[Saved entries]
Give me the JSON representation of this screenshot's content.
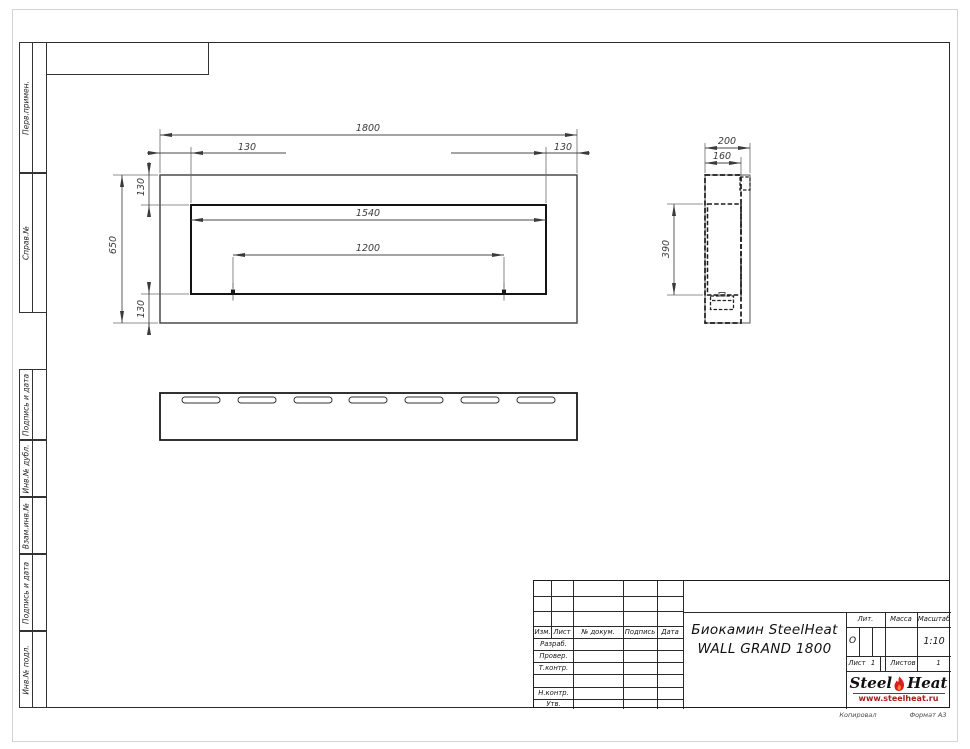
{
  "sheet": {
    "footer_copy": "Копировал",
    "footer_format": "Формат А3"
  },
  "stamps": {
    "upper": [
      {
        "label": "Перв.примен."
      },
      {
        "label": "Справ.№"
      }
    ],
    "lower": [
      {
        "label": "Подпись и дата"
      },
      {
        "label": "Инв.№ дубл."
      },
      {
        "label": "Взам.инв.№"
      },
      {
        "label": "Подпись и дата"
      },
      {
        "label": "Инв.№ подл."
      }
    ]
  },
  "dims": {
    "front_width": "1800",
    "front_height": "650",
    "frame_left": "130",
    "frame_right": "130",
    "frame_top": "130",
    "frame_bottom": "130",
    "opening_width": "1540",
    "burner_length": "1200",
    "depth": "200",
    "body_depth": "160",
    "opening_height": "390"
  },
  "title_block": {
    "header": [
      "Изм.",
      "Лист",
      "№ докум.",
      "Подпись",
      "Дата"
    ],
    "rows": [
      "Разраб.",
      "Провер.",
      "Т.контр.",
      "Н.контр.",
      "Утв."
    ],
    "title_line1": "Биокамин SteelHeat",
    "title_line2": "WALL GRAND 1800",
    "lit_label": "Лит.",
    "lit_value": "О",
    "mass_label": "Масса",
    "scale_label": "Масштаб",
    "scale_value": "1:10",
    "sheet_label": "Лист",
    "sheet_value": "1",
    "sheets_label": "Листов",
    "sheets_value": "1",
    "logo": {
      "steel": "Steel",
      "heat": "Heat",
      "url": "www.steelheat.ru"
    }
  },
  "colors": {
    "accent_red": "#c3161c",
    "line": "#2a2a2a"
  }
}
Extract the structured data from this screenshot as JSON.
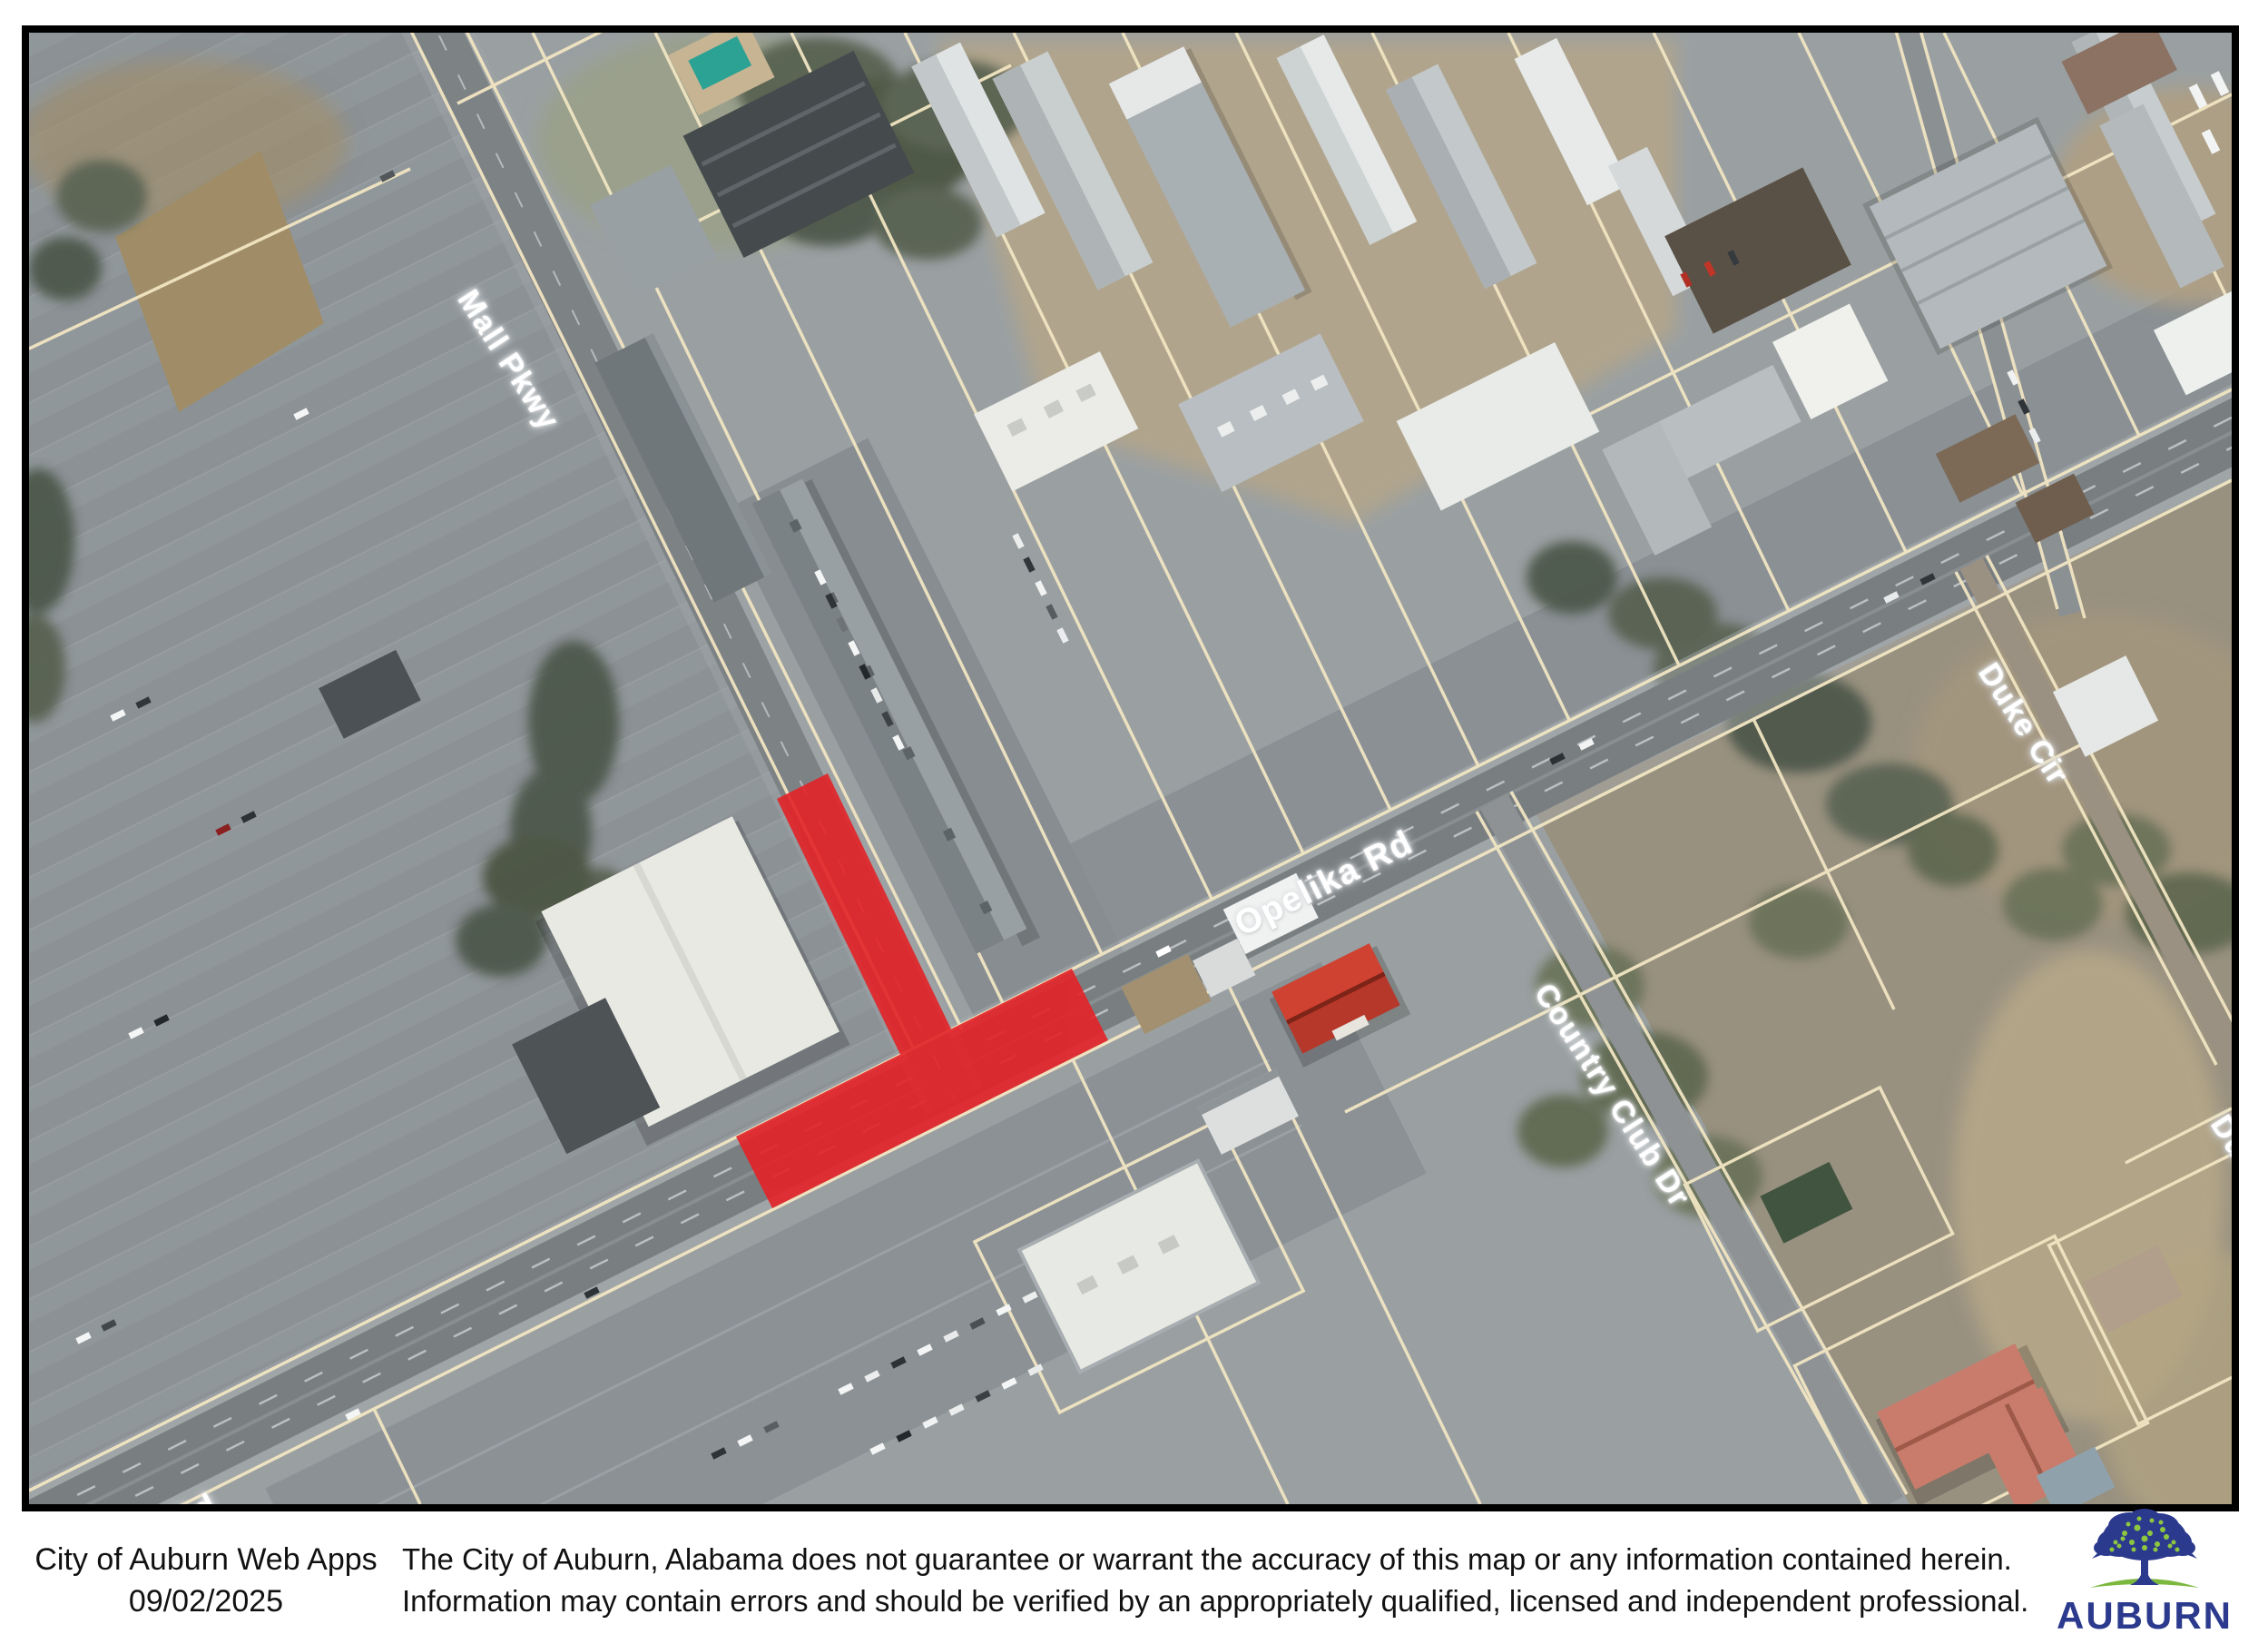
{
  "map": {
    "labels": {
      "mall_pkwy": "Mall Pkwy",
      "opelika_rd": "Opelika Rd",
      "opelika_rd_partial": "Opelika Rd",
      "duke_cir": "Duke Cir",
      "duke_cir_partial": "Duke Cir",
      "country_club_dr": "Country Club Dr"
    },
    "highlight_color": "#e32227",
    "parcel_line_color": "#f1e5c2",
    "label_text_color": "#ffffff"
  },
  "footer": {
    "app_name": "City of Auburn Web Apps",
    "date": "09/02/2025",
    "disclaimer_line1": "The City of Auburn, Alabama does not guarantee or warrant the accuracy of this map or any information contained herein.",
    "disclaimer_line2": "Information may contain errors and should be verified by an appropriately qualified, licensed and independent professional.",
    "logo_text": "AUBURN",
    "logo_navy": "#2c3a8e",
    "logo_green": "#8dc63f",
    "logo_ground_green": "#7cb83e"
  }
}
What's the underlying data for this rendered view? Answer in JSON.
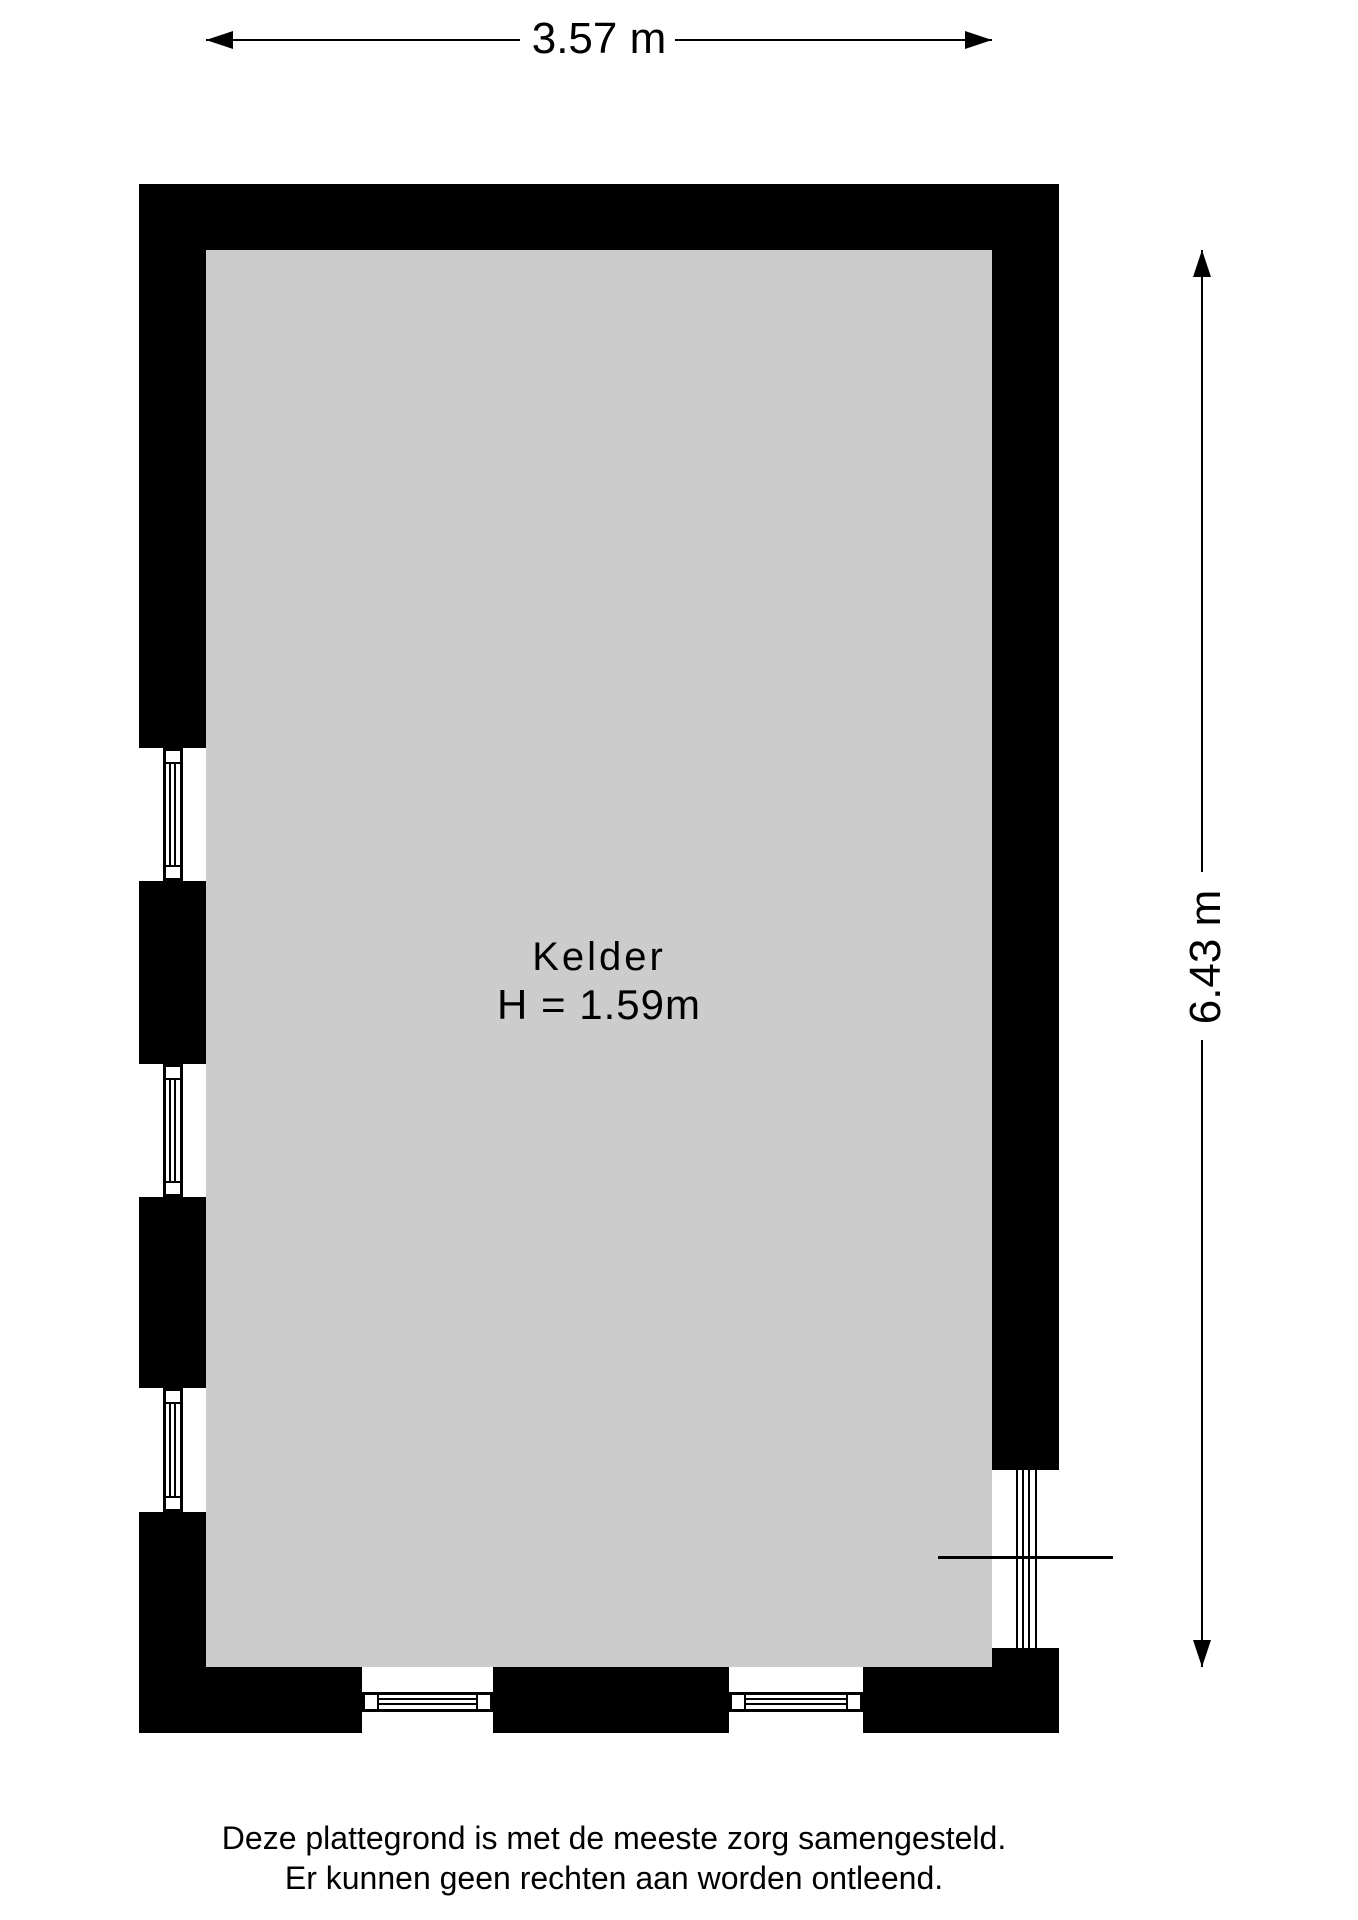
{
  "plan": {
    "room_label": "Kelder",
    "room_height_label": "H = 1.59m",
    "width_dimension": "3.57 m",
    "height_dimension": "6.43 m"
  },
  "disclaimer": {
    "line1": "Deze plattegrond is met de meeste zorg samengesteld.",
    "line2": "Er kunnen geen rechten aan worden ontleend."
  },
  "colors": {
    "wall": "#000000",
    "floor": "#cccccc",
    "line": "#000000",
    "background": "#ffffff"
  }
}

- Given task
Return each line of the data, keeping its wording exact and omitting pictures.

- Reply to the task
Give me the JSON representation of this screenshot's content.
{
  "sheet": {
    "footer_copy": "Копировал",
    "footer_format": "Формат А3"
  },
  "stamps": {
    "upper": [
      {
        "label": "Перв.примен."
      },
      {
        "label": "Справ.№"
      }
    ],
    "lower": [
      {
        "label": "Подпись и дата"
      },
      {
        "label": "Инв.№ дубл."
      },
      {
        "label": "Взам.инв.№"
      },
      {
        "label": "Подпись и дата"
      },
      {
        "label": "Инв.№ подл."
      }
    ]
  },
  "dims": {
    "front_width": "1800",
    "front_height": "650",
    "frame_left": "130",
    "frame_right": "130",
    "frame_top": "130",
    "frame_bottom": "130",
    "opening_width": "1540",
    "burner_length": "1200",
    "depth": "200",
    "body_depth": "160",
    "opening_height": "390"
  },
  "title_block": {
    "header": [
      "Изм.",
      "Лист",
      "№ докум.",
      "Подпись",
      "Дата"
    ],
    "rows": [
      "Разраб.",
      "Провер.",
      "Т.контр.",
      "Н.контр.",
      "Утв."
    ],
    "title_line1": "Биокамин SteelHeat",
    "title_line2": "WALL GRAND 1800",
    "lit_label": "Лит.",
    "lit_value": "О",
    "mass_label": "Масса",
    "scale_label": "Масштаб",
    "scale_value": "1:10",
    "sheet_label": "Лист",
    "sheet_value": "1",
    "sheets_label": "Листов",
    "sheets_value": "1",
    "logo": {
      "steel": "Steel",
      "heat": "Heat",
      "url": "www.steelheat.ru"
    }
  },
  "colors": {
    "accent_red": "#c3161c",
    "line": "#2a2a2a"
  }
}
Extract the structured data from this screenshot as JSON.
{
  "map": {
    "labels": {
      "mall_pkwy": "Mall Pkwy",
      "opelika_rd": "Opelika Rd",
      "opelika_rd_partial": "Opelika Rd",
      "duke_cir": "Duke Cir",
      "duke_cir_partial": "Duke Cir",
      "country_club_dr": "Country Club Dr"
    },
    "highlight_color": "#e32227",
    "parcel_line_color": "#f1e5c2",
    "label_text_color": "#ffffff"
  },
  "footer": {
    "app_name": "City of Auburn Web Apps",
    "date": "09/02/2025",
    "disclaimer_line1": "The City of Auburn, Alabama does not guarantee or warrant the accuracy of this map or any information contained herein.",
    "disclaimer_line2": "Information may contain errors and should be verified by an appropriately qualified, licensed and independent professional.",
    "logo_text": "AUBURN",
    "logo_navy": "#2c3a8e",
    "logo_green": "#8dc63f",
    "logo_ground_green": "#7cb83e"
  }
}
What's the underlying data for this rendered view? Answer in JSON.
{
  "plan": {
    "room_label": "Kelder",
    "room_height_label": "H = 1.59m",
    "width_dimension": "3.57 m",
    "height_dimension": "6.43 m"
  },
  "disclaimer": {
    "line1": "Deze plattegrond is met de meeste zorg samengesteld.",
    "line2": "Er kunnen geen rechten aan worden ontleend."
  },
  "colors": {
    "wall": "#000000",
    "floor": "#cccccc",
    "line": "#000000",
    "background": "#ffffff"
  }
}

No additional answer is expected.